REQUIRED TASK:
Output the material word for word. Leave each picture out.
## start DATA RECORDS
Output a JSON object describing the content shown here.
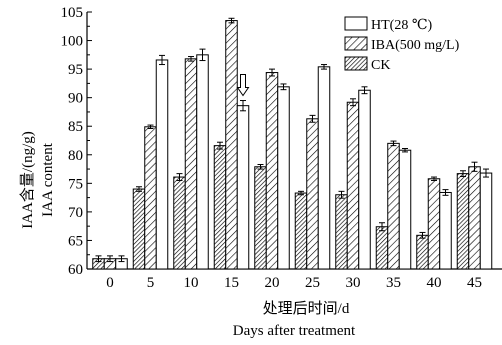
{
  "chart_data": {
    "type": "bar",
    "categories": [
      "0",
      "5",
      "10",
      "15",
      "20",
      "25",
      "30",
      "35",
      "40",
      "45"
    ],
    "series": [
      {
        "name": "CK",
        "pattern": "dense-hatch",
        "values": [
          61.8,
          74.0,
          76.1,
          81.6,
          77.9,
          73.3,
          73.0,
          67.4,
          65.9,
          76.7
        ],
        "errors": [
          0.5,
          0.4,
          0.6,
          0.6,
          0.4,
          0.3,
          0.6,
          0.7,
          0.5,
          0.5
        ]
      },
      {
        "name": "IBA(500 mg/L)",
        "pattern": "sparse-hatch",
        "values": [
          61.8,
          84.9,
          96.8,
          103.5,
          94.4,
          86.3,
          89.2,
          82.0,
          75.8,
          77.9
        ],
        "errors": [
          0.5,
          0.3,
          0.4,
          0.4,
          0.6,
          0.6,
          0.6,
          0.4,
          0.3,
          0.8
        ]
      },
      {
        "name": "HT(28 ℃)",
        "pattern": "open",
        "values": [
          61.8,
          96.6,
          97.5,
          88.6,
          91.9,
          95.4,
          91.3,
          80.8,
          73.4,
          76.8
        ],
        "errors": [
          0.5,
          0.8,
          1.0,
          0.9,
          0.5,
          0.4,
          0.6,
          0.3,
          0.5,
          0.7
        ]
      }
    ],
    "ylim": [
      60,
      105
    ],
    "yticks": [
      "60",
      "65",
      "70",
      "75",
      "80",
      "85",
      "90",
      "95",
      "100",
      "105"
    ],
    "ylabel_cn": "IAA含量/(ng/g)",
    "ylabel_en": "IAA content",
    "xlabel_cn": "处理后时间/d",
    "xlabel_en": "Days after treatment",
    "legend_position": "top-right",
    "annotation": "down-arrow above HT bar at day 15",
    "colors": {
      "ink": "#000000",
      "bg": "#ffffff"
    }
  }
}
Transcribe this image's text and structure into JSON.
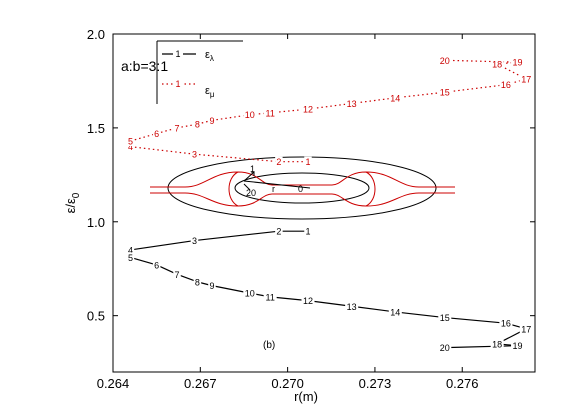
{
  "chart_data": {
    "type": "line",
    "xlabel": "r(m)",
    "ylabel": "ε/ε₀",
    "xlim": [
      0.264,
      0.2785
    ],
    "ylim": [
      0.2,
      2.0
    ],
    "xticks": [
      "0.264",
      "0.267",
      "0.270",
      "0.273",
      "0.276"
    ],
    "xtick_values": [
      0.264,
      0.267,
      0.27,
      0.273,
      0.276
    ],
    "yticks": [
      "0.5",
      "1.0",
      "1.5",
      "2.0"
    ],
    "ytick_values": [
      0.5,
      1.0,
      1.5,
      2.0
    ],
    "annotation": "a:b=3:1",
    "panel_label": "(b)",
    "legend": {
      "position": "top-left",
      "entries": [
        {
          "marker": "1",
          "label": "ε",
          "sub": "λ",
          "color": "#000000",
          "style": "solid"
        },
        {
          "marker": "1",
          "label": "ε",
          "sub": "μ",
          "color": "#cc0000",
          "style": "dotted"
        }
      ]
    },
    "series": [
      {
        "name": "ε_λ (upper branch)",
        "color": "#000000",
        "style": "solid",
        "points": [
          {
            "x": 0.2646,
            "y": 0.85,
            "label": "4"
          },
          {
            "x": 0.2668,
            "y": 0.9,
            "label": "3"
          },
          {
            "x": 0.2697,
            "y": 0.95,
            "label": "2"
          },
          {
            "x": 0.2707,
            "y": 0.95,
            "label": "1"
          }
        ]
      },
      {
        "name": "ε_λ (lower branch)",
        "color": "#000000",
        "style": "solid",
        "points": [
          {
            "x": 0.2646,
            "y": 0.81,
            "label": "5"
          },
          {
            "x": 0.2655,
            "y": 0.77,
            "label": "6"
          },
          {
            "x": 0.2662,
            "y": 0.72,
            "label": "7"
          },
          {
            "x": 0.2669,
            "y": 0.68,
            "label": "8"
          },
          {
            "x": 0.2674,
            "y": 0.66,
            "label": "9"
          },
          {
            "x": 0.2687,
            "y": 0.62,
            "label": "10"
          },
          {
            "x": 0.2694,
            "y": 0.6,
            "label": "11"
          },
          {
            "x": 0.2707,
            "y": 0.58,
            "label": "12"
          },
          {
            "x": 0.2722,
            "y": 0.55,
            "label": "13"
          },
          {
            "x": 0.2737,
            "y": 0.52,
            "label": "14"
          },
          {
            "x": 0.2754,
            "y": 0.49,
            "label": "15"
          },
          {
            "x": 0.2775,
            "y": 0.46,
            "label": "16"
          },
          {
            "x": 0.2782,
            "y": 0.43,
            "label": "17"
          },
          {
            "x": 0.2772,
            "y": 0.35,
            "label": "18"
          },
          {
            "x": 0.2779,
            "y": 0.34,
            "label": "19"
          },
          {
            "x": 0.2754,
            "y": 0.33,
            "label": "20"
          }
        ]
      },
      {
        "name": "ε_μ (lower branch)",
        "color": "#cc0000",
        "style": "dotted",
        "points": [
          {
            "x": 0.2646,
            "y": 1.4,
            "label": "4"
          },
          {
            "x": 0.2668,
            "y": 1.36,
            "label": "3"
          },
          {
            "x": 0.2697,
            "y": 1.32,
            "label": "2"
          },
          {
            "x": 0.2707,
            "y": 1.32,
            "label": "1"
          }
        ]
      },
      {
        "name": "ε_μ (upper branch)",
        "color": "#cc0000",
        "style": "dotted",
        "points": [
          {
            "x": 0.2646,
            "y": 1.43,
            "label": "5"
          },
          {
            "x": 0.2655,
            "y": 1.47,
            "label": "6"
          },
          {
            "x": 0.2662,
            "y": 1.5,
            "label": "7"
          },
          {
            "x": 0.2669,
            "y": 1.52,
            "label": "8"
          },
          {
            "x": 0.2674,
            "y": 1.54,
            "label": "9"
          },
          {
            "x": 0.2687,
            "y": 1.57,
            "label": "10"
          },
          {
            "x": 0.2694,
            "y": 1.58,
            "label": "11"
          },
          {
            "x": 0.2707,
            "y": 1.6,
            "label": "12"
          },
          {
            "x": 0.2722,
            "y": 1.63,
            "label": "13"
          },
          {
            "x": 0.2737,
            "y": 1.66,
            "label": "14"
          },
          {
            "x": 0.2754,
            "y": 1.69,
            "label": "15"
          },
          {
            "x": 0.2775,
            "y": 1.73,
            "label": "16"
          },
          {
            "x": 0.2782,
            "y": 1.76,
            "label": "17"
          },
          {
            "x": 0.2772,
            "y": 1.84,
            "label": "18"
          },
          {
            "x": 0.2779,
            "y": 1.85,
            "label": "19"
          },
          {
            "x": 0.2754,
            "y": 1.86,
            "label": "20"
          }
        ]
      }
    ],
    "inset": {
      "description_labels": [
        "1",
        "20",
        "r",
        "0"
      ]
    }
  }
}
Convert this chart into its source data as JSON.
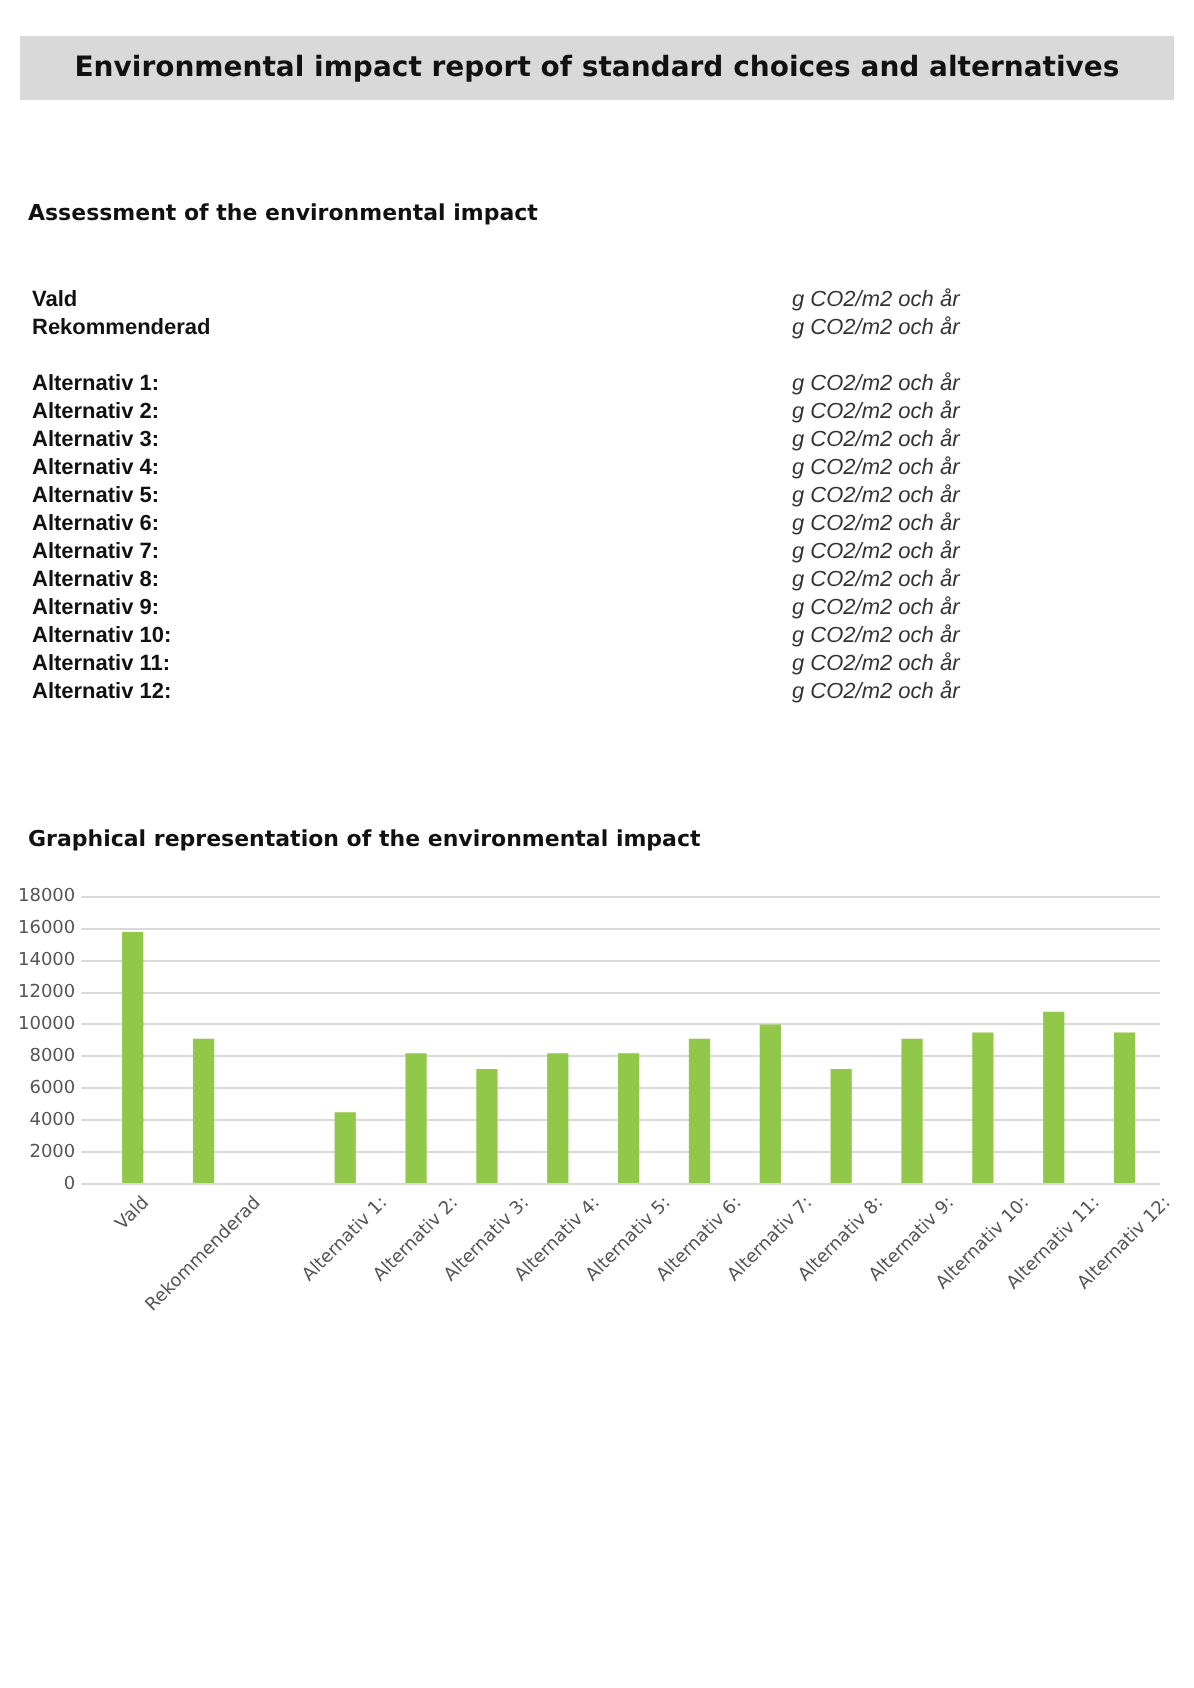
## end DATA RECORDS
RESPONSE TO THE TASK:
Output a JSON object describing the content shown here.
{
  "chart_data": {
    "type": "bar",
    "categories": [
      "0",
      "5",
      "10",
      "15",
      "20",
      "25",
      "30",
      "35",
      "40",
      "45"
    ],
    "series": [
      {
        "name": "CK",
        "pattern": "dense-hatch",
        "values": [
          61.8,
          74.0,
          76.1,
          81.6,
          77.9,
          73.3,
          73.0,
          67.4,
          65.9,
          76.7
        ],
        "errors": [
          0.5,
          0.4,
          0.6,
          0.6,
          0.4,
          0.3,
          0.6,
          0.7,
          0.5,
          0.5
        ]
      },
      {
        "name": "IBA(500 mg/L)",
        "pattern": "sparse-hatch",
        "values": [
          61.8,
          84.9,
          96.8,
          103.5,
          94.4,
          86.3,
          89.2,
          82.0,
          75.8,
          77.9
        ],
        "errors": [
          0.5,
          0.3,
          0.4,
          0.4,
          0.6,
          0.6,
          0.6,
          0.4,
          0.3,
          0.8
        ]
      },
      {
        "name": "HT(28 ℃)",
        "pattern": "open",
        "values": [
          61.8,
          96.6,
          97.5,
          88.6,
          91.9,
          95.4,
          91.3,
          80.8,
          73.4,
          76.8
        ],
        "errors": [
          0.5,
          0.8,
          1.0,
          0.9,
          0.5,
          0.4,
          0.6,
          0.3,
          0.5,
          0.7
        ]
      }
    ],
    "ylim": [
      60,
      105
    ],
    "yticks": [
      "60",
      "65",
      "70",
      "75",
      "80",
      "85",
      "90",
      "95",
      "100",
      "105"
    ],
    "ylabel_cn": "IAA含量/(ng/g)",
    "ylabel_en": "IAA content",
    "xlabel_cn": "处理后时间/d",
    "xlabel_en": "Days after treatment",
    "legend_position": "top-right",
    "annotation": "down-arrow above HT bar at day 15",
    "colors": {
      "ink": "#000000",
      "bg": "#ffffff"
    }
  }
}
Transcribe this image's text and structure into JSON.
{
  "chart_data": {
    "type": "line",
    "xlabel": "r(m)",
    "ylabel": "ε/ε₀",
    "xlim": [
      0.264,
      0.2785
    ],
    "ylim": [
      0.2,
      2.0
    ],
    "xticks": [
      "0.264",
      "0.267",
      "0.270",
      "0.273",
      "0.276"
    ],
    "xtick_values": [
      0.264,
      0.267,
      0.27,
      0.273,
      0.276
    ],
    "yticks": [
      "0.5",
      "1.0",
      "1.5",
      "2.0"
    ],
    "ytick_values": [
      0.5,
      1.0,
      1.5,
      2.0
    ],
    "annotation": "a:b=3:1",
    "panel_label": "(b)",
    "legend": {
      "position": "top-left",
      "entries": [
        {
          "marker": "1",
          "label": "ε",
          "sub": "λ",
          "color": "#000000",
          "style": "solid"
        },
        {
          "marker": "1",
          "label": "ε",
          "sub": "μ",
          "color": "#cc0000",
          "style": "dotted"
        }
      ]
    },
    "series": [
      {
        "name": "ε_λ (upper branch)",
        "color": "#000000",
        "style": "solid",
        "points": [
          {
            "x": 0.2646,
            "y": 0.85,
            "label": "4"
          },
          {
            "x": 0.2668,
            "y": 0.9,
            "label": "3"
          },
          {
            "x": 0.2697,
            "y": 0.95,
            "label": "2"
          },
          {
            "x": 0.2707,
            "y": 0.95,
            "label": "1"
          }
        ]
      },
      {
        "name": "ε_λ (lower branch)",
        "color": "#000000",
        "style": "solid",
        "points": [
          {
            "x": 0.2646,
            "y": 0.81,
            "label": "5"
          },
          {
            "x": 0.2655,
            "y": 0.77,
            "label": "6"
          },
          {
            "x": 0.2662,
            "y": 0.72,
            "label": "7"
          },
          {
            "x": 0.2669,
            "y": 0.68,
            "label": "8"
          },
          {
            "x": 0.2674,
            "y": 0.66,
            "label": "9"
          },
          {
            "x": 0.2687,
            "y": 0.62,
            "label": "10"
          },
          {
            "x": 0.2694,
            "y": 0.6,
            "label": "11"
          },
          {
            "x": 0.2707,
            "y": 0.58,
            "label": "12"
          },
          {
            "x": 0.2722,
            "y": 0.55,
            "label": "13"
          },
          {
            "x": 0.2737,
            "y": 0.52,
            "label": "14"
          },
          {
            "x": 0.2754,
            "y": 0.49,
            "label": "15"
          },
          {
            "x": 0.2775,
            "y": 0.46,
            "label": "16"
          },
          {
            "x": 0.2782,
            "y": 0.43,
            "label": "17"
          },
          {
            "x": 0.2772,
            "y": 0.35,
            "label": "18"
          },
          {
            "x": 0.2779,
            "y": 0.34,
            "label": "19"
          },
          {
            "x": 0.2754,
            "y": 0.33,
            "label": "20"
          }
        ]
      },
      {
        "name": "ε_μ (lower branch)",
        "color": "#cc0000",
        "style": "dotted",
        "points": [
          {
            "x": 0.2646,
            "y": 1.4,
            "label": "4"
          },
          {
            "x": 0.2668,
            "y": 1.36,
            "label": "3"
          },
          {
            "x": 0.2697,
            "y": 1.32,
            "label": "2"
          },
          {
            "x": 0.2707,
            "y": 1.32,
            "label": "1"
          }
        ]
      },
      {
        "name": "ε_μ (upper branch)",
        "color": "#cc0000",
        "style": "dotted",
        "points": [
          {
            "x": 0.2646,
            "y": 1.43,
            "label": "5"
          },
          {
            "x": 0.2655,
            "y": 1.47,
            "label": "6"
          },
          {
            "x": 0.2662,
            "y": 1.5,
            "label": "7"
          },
          {
            "x": 0.2669,
            "y": 1.52,
            "label": "8"
          },
          {
            "x": 0.2674,
            "y": 1.54,
            "label": "9"
          },
          {
            "x": 0.2687,
            "y": 1.57,
            "label": "10"
          },
          {
            "x": 0.2694,
            "y": 1.58,
            "label": "11"
          },
          {
            "x": 0.2707,
            "y": 1.6,
            "label": "12"
          },
          {
            "x": 0.2722,
            "y": 1.63,
            "label": "13"
          },
          {
            "x": 0.2737,
            "y": 1.66,
            "label": "14"
          },
          {
            "x": 0.2754,
            "y": 1.69,
            "label": "15"
          },
          {
            "x": 0.2775,
            "y": 1.73,
            "label": "16"
          },
          {
            "x": 0.2782,
            "y": 1.76,
            "label": "17"
          },
          {
            "x": 0.2772,
            "y": 1.84,
            "label": "18"
          },
          {
            "x": 0.2779,
            "y": 1.85,
            "label": "19"
          },
          {
            "x": 0.2754,
            "y": 1.86,
            "label": "20"
          }
        ]
      }
    ],
    "inset": {
      "description_labels": [
        "1",
        "20",
        "r",
        "0"
      ]
    }
  }
}
Convert this chart into its source data as JSON.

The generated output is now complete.